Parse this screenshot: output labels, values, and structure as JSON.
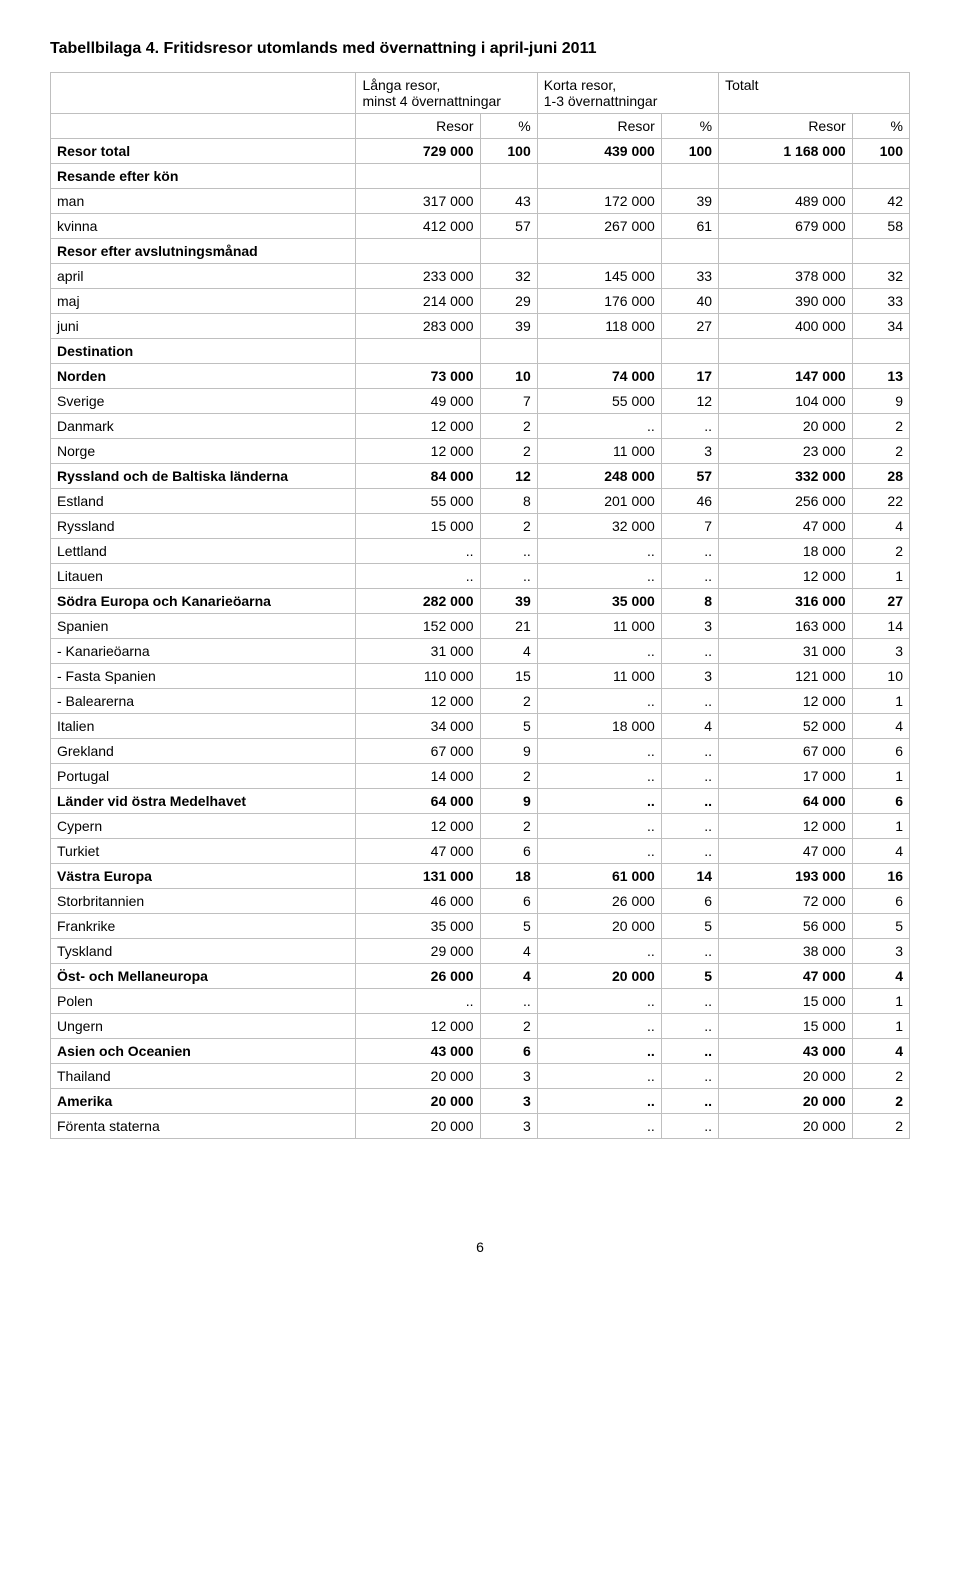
{
  "title": "Tabellbilaga 4. Fritidsresor utomlands med övernattning i april-juni 2011",
  "table": {
    "group_headers": [
      {
        "label": "Långa resor,\nminst 4 övernattningar"
      },
      {
        "label": "Korta resor,\n1-3 övernattningar"
      },
      {
        "label": "Totalt"
      }
    ],
    "sub_headers": [
      "Resor",
      "%",
      "Resor",
      "%",
      "Resor",
      "%"
    ],
    "rows": [
      {
        "label": "Resor total",
        "bold": true,
        "cells": [
          "729 000",
          "100",
          "439 000",
          "100",
          "1 168 000",
          "100"
        ]
      },
      {
        "label": "Resande efter kön",
        "bold": true,
        "cells": [
          "",
          "",
          "",
          "",
          "",
          ""
        ]
      },
      {
        "label": "man",
        "cells": [
          "317 000",
          "43",
          "172 000",
          "39",
          "489 000",
          "42"
        ]
      },
      {
        "label": "kvinna",
        "cells": [
          "412 000",
          "57",
          "267 000",
          "61",
          "679 000",
          "58"
        ]
      },
      {
        "label": "Resor efter avslutningsmånad",
        "bold": true,
        "cells": [
          "",
          "",
          "",
          "",
          "",
          ""
        ]
      },
      {
        "label": "april",
        "cells": [
          "233 000",
          "32",
          "145 000",
          "33",
          "378 000",
          "32"
        ]
      },
      {
        "label": "maj",
        "cells": [
          "214 000",
          "29",
          "176 000",
          "40",
          "390 000",
          "33"
        ]
      },
      {
        "label": "juni",
        "cells": [
          "283 000",
          "39",
          "118 000",
          "27",
          "400 000",
          "34"
        ]
      },
      {
        "label": "Destination",
        "bold": true,
        "cells": [
          "",
          "",
          "",
          "",
          "",
          ""
        ]
      },
      {
        "label": "Norden",
        "bold": true,
        "cells": [
          "73 000",
          "10",
          "74 000",
          "17",
          "147 000",
          "13"
        ]
      },
      {
        "label": "Sverige",
        "cells": [
          "49 000",
          "7",
          "55 000",
          "12",
          "104 000",
          "9"
        ]
      },
      {
        "label": "Danmark",
        "cells": [
          "12 000",
          "2",
          "..",
          "..",
          "20 000",
          "2"
        ]
      },
      {
        "label": "Norge",
        "cells": [
          "12 000",
          "2",
          "11 000",
          "3",
          "23 000",
          "2"
        ]
      },
      {
        "label": "Ryssland och de Baltiska länderna",
        "bold": true,
        "cells": [
          "84 000",
          "12",
          "248 000",
          "57",
          "332 000",
          "28"
        ]
      },
      {
        "label": "Estland",
        "cells": [
          "55 000",
          "8",
          "201 000",
          "46",
          "256 000",
          "22"
        ]
      },
      {
        "label": "Ryssland",
        "cells": [
          "15 000",
          "2",
          "32 000",
          "7",
          "47 000",
          "4"
        ]
      },
      {
        "label": "Lettland",
        "cells": [
          "..",
          "..",
          "..",
          "..",
          "18 000",
          "2"
        ]
      },
      {
        "label": "Litauen",
        "cells": [
          "..",
          "..",
          "..",
          "..",
          "12 000",
          "1"
        ]
      },
      {
        "label": "Södra Europa och Kanarieöarna",
        "bold": true,
        "cells": [
          "282 000",
          "39",
          "35 000",
          "8",
          "316 000",
          "27"
        ]
      },
      {
        "label": "Spanien",
        "cells": [
          "152 000",
          "21",
          "11 000",
          "3",
          "163 000",
          "14"
        ]
      },
      {
        "label": "- Kanarieöarna",
        "cells": [
          "31 000",
          "4",
          "..",
          "..",
          "31 000",
          "3"
        ]
      },
      {
        "label": "- Fasta Spanien",
        "cells": [
          "110 000",
          "15",
          "11 000",
          "3",
          "121 000",
          "10"
        ]
      },
      {
        "label": "- Balearerna",
        "cells": [
          "12 000",
          "2",
          "..",
          "..",
          "12 000",
          "1"
        ]
      },
      {
        "label": "Italien",
        "cells": [
          "34 000",
          "5",
          "18 000",
          "4",
          "52 000",
          "4"
        ]
      },
      {
        "label": "Grekland",
        "cells": [
          "67 000",
          "9",
          "..",
          "..",
          "67 000",
          "6"
        ]
      },
      {
        "label": "Portugal",
        "cells": [
          "14 000",
          "2",
          "..",
          "..",
          "17 000",
          "1"
        ]
      },
      {
        "label": "Länder vid östra Medelhavet",
        "bold": true,
        "cells": [
          "64 000",
          "9",
          "..",
          "..",
          "64 000",
          "6"
        ]
      },
      {
        "label": "Cypern",
        "cells": [
          "12 000",
          "2",
          "..",
          "..",
          "12 000",
          "1"
        ]
      },
      {
        "label": "Turkiet",
        "cells": [
          "47 000",
          "6",
          "..",
          "..",
          "47 000",
          "4"
        ]
      },
      {
        "label": "Västra Europa",
        "bold": true,
        "cells": [
          "131 000",
          "18",
          "61 000",
          "14",
          "193 000",
          "16"
        ]
      },
      {
        "label": "Storbritannien",
        "cells": [
          "46 000",
          "6",
          "26 000",
          "6",
          "72 000",
          "6"
        ]
      },
      {
        "label": "Frankrike",
        "cells": [
          "35 000",
          "5",
          "20 000",
          "5",
          "56 000",
          "5"
        ]
      },
      {
        "label": "Tyskland",
        "cells": [
          "29 000",
          "4",
          "..",
          "..",
          "38 000",
          "3"
        ]
      },
      {
        "label": "Öst- och Mellaneuropa",
        "bold": true,
        "cells": [
          "26 000",
          "4",
          "20 000",
          "5",
          "47 000",
          "4"
        ]
      },
      {
        "label": "Polen",
        "cells": [
          "..",
          "..",
          "..",
          "..",
          "15 000",
          "1"
        ]
      },
      {
        "label": "Ungern",
        "cells": [
          "12 000",
          "2",
          "..",
          "..",
          "15 000",
          "1"
        ]
      },
      {
        "label": "Asien och Oceanien",
        "bold": true,
        "cells": [
          "43 000",
          "6",
          "..",
          "..",
          "43 000",
          "4"
        ]
      },
      {
        "label": "Thailand",
        "cells": [
          "20 000",
          "3",
          "..",
          "..",
          "20 000",
          "2"
        ]
      },
      {
        "label": "Amerika",
        "bold": true,
        "cells": [
          "20 000",
          "3",
          "..",
          "..",
          "20 000",
          "2"
        ]
      },
      {
        "label": "Förenta staterna",
        "cells": [
          "20 000",
          "3",
          "..",
          "..",
          "20 000",
          "2"
        ]
      }
    ]
  },
  "page_number": "6",
  "style": {
    "font_family": "Arial",
    "title_fontsize": 16,
    "body_fontsize": 14,
    "border_color": "#bfbfbf",
    "background_color": "#ffffff",
    "text_color": "#000000"
  }
}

> [Goal of the exercise]: Pictures are excluded; repeat every record exactly.

> [Full response]:
Parse this screenshot: output labels, values, and structure as JSON.
{
  "title": "Tabellbilaga 4. Fritidsresor utomlands med övernattning i april-juni 2011",
  "table": {
    "group_headers": [
      {
        "label": "Långa resor,\nminst 4 övernattningar"
      },
      {
        "label": "Korta resor,\n1-3 övernattningar"
      },
      {
        "label": "Totalt"
      }
    ],
    "sub_headers": [
      "Resor",
      "%",
      "Resor",
      "%",
      "Resor",
      "%"
    ],
    "rows": [
      {
        "label": "Resor total",
        "bold": true,
        "cells": [
          "729 000",
          "100",
          "439 000",
          "100",
          "1 168 000",
          "100"
        ]
      },
      {
        "label": "Resande efter kön",
        "bold": true,
        "cells": [
          "",
          "",
          "",
          "",
          "",
          ""
        ]
      },
      {
        "label": "man",
        "cells": [
          "317 000",
          "43",
          "172 000",
          "39",
          "489 000",
          "42"
        ]
      },
      {
        "label": "kvinna",
        "cells": [
          "412 000",
          "57",
          "267 000",
          "61",
          "679 000",
          "58"
        ]
      },
      {
        "label": "Resor efter avslutningsmånad",
        "bold": true,
        "cells": [
          "",
          "",
          "",
          "",
          "",
          ""
        ]
      },
      {
        "label": "april",
        "cells": [
          "233 000",
          "32",
          "145 000",
          "33",
          "378 000",
          "32"
        ]
      },
      {
        "label": "maj",
        "cells": [
          "214 000",
          "29",
          "176 000",
          "40",
          "390 000",
          "33"
        ]
      },
      {
        "label": "juni",
        "cells": [
          "283 000",
          "39",
          "118 000",
          "27",
          "400 000",
          "34"
        ]
      },
      {
        "label": "Destination",
        "bold": true,
        "cells": [
          "",
          "",
          "",
          "",
          "",
          ""
        ]
      },
      {
        "label": "Norden",
        "bold": true,
        "cells": [
          "73 000",
          "10",
          "74 000",
          "17",
          "147 000",
          "13"
        ]
      },
      {
        "label": "Sverige",
        "cells": [
          "49 000",
          "7",
          "55 000",
          "12",
          "104 000",
          "9"
        ]
      },
      {
        "label": "Danmark",
        "cells": [
          "12 000",
          "2",
          "..",
          "..",
          "20 000",
          "2"
        ]
      },
      {
        "label": "Norge",
        "cells": [
          "12 000",
          "2",
          "11 000",
          "3",
          "23 000",
          "2"
        ]
      },
      {
        "label": "Ryssland och de Baltiska länderna",
        "bold": true,
        "cells": [
          "84 000",
          "12",
          "248 000",
          "57",
          "332 000",
          "28"
        ]
      },
      {
        "label": "Estland",
        "cells": [
          "55 000",
          "8",
          "201 000",
          "46",
          "256 000",
          "22"
        ]
      },
      {
        "label": "Ryssland",
        "cells": [
          "15 000",
          "2",
          "32 000",
          "7",
          "47 000",
          "4"
        ]
      },
      {
        "label": "Lettland",
        "cells": [
          "..",
          "..",
          "..",
          "..",
          "18 000",
          "2"
        ]
      },
      {
        "label": "Litauen",
        "cells": [
          "..",
          "..",
          "..",
          "..",
          "12 000",
          "1"
        ]
      },
      {
        "label": "Södra Europa och Kanarieöarna",
        "bold": true,
        "cells": [
          "282 000",
          "39",
          "35 000",
          "8",
          "316 000",
          "27"
        ]
      },
      {
        "label": "Spanien",
        "cells": [
          "152 000",
          "21",
          "11 000",
          "3",
          "163 000",
          "14"
        ]
      },
      {
        "label": "- Kanarieöarna",
        "cells": [
          "31 000",
          "4",
          "..",
          "..",
          "31 000",
          "3"
        ]
      },
      {
        "label": "- Fasta Spanien",
        "cells": [
          "110 000",
          "15",
          "11 000",
          "3",
          "121 000",
          "10"
        ]
      },
      {
        "label": "- Balearerna",
        "cells": [
          "12 000",
          "2",
          "..",
          "..",
          "12 000",
          "1"
        ]
      },
      {
        "label": "Italien",
        "cells": [
          "34 000",
          "5",
          "18 000",
          "4",
          "52 000",
          "4"
        ]
      },
      {
        "label": "Grekland",
        "cells": [
          "67 000",
          "9",
          "..",
          "..",
          "67 000",
          "6"
        ]
      },
      {
        "label": "Portugal",
        "cells": [
          "14 000",
          "2",
          "..",
          "..",
          "17 000",
          "1"
        ]
      },
      {
        "label": "Länder vid östra Medelhavet",
        "bold": true,
        "cells": [
          "64 000",
          "9",
          "..",
          "..",
          "64 000",
          "6"
        ]
      },
      {
        "label": "Cypern",
        "cells": [
          "12 000",
          "2",
          "..",
          "..",
          "12 000",
          "1"
        ]
      },
      {
        "label": "Turkiet",
        "cells": [
          "47 000",
          "6",
          "..",
          "..",
          "47 000",
          "4"
        ]
      },
      {
        "label": "Västra Europa",
        "bold": true,
        "cells": [
          "131 000",
          "18",
          "61 000",
          "14",
          "193 000",
          "16"
        ]
      },
      {
        "label": "Storbritannien",
        "cells": [
          "46 000",
          "6",
          "26 000",
          "6",
          "72 000",
          "6"
        ]
      },
      {
        "label": "Frankrike",
        "cells": [
          "35 000",
          "5",
          "20 000",
          "5",
          "56 000",
          "5"
        ]
      },
      {
        "label": "Tyskland",
        "cells": [
          "29 000",
          "4",
          "..",
          "..",
          "38 000",
          "3"
        ]
      },
      {
        "label": "Öst- och Mellaneuropa",
        "bold": true,
        "cells": [
          "26 000",
          "4",
          "20 000",
          "5",
          "47 000",
          "4"
        ]
      },
      {
        "label": "Polen",
        "cells": [
          "..",
          "..",
          "..",
          "..",
          "15 000",
          "1"
        ]
      },
      {
        "label": "Ungern",
        "cells": [
          "12 000",
          "2",
          "..",
          "..",
          "15 000",
          "1"
        ]
      },
      {
        "label": "Asien och Oceanien",
        "bold": true,
        "cells": [
          "43 000",
          "6",
          "..",
          "..",
          "43 000",
          "4"
        ]
      },
      {
        "label": "Thailand",
        "cells": [
          "20 000",
          "3",
          "..",
          "..",
          "20 000",
          "2"
        ]
      },
      {
        "label": "Amerika",
        "bold": true,
        "cells": [
          "20 000",
          "3",
          "..",
          "..",
          "20 000",
          "2"
        ]
      },
      {
        "label": "Förenta staterna",
        "cells": [
          "20 000",
          "3",
          "..",
          "..",
          "20 000",
          "2"
        ]
      }
    ]
  },
  "page_number": "6",
  "style": {
    "font_family": "Arial",
    "title_fontsize": 16,
    "body_fontsize": 14,
    "border_color": "#bfbfbf",
    "background_color": "#ffffff",
    "text_color": "#000000"
  }
}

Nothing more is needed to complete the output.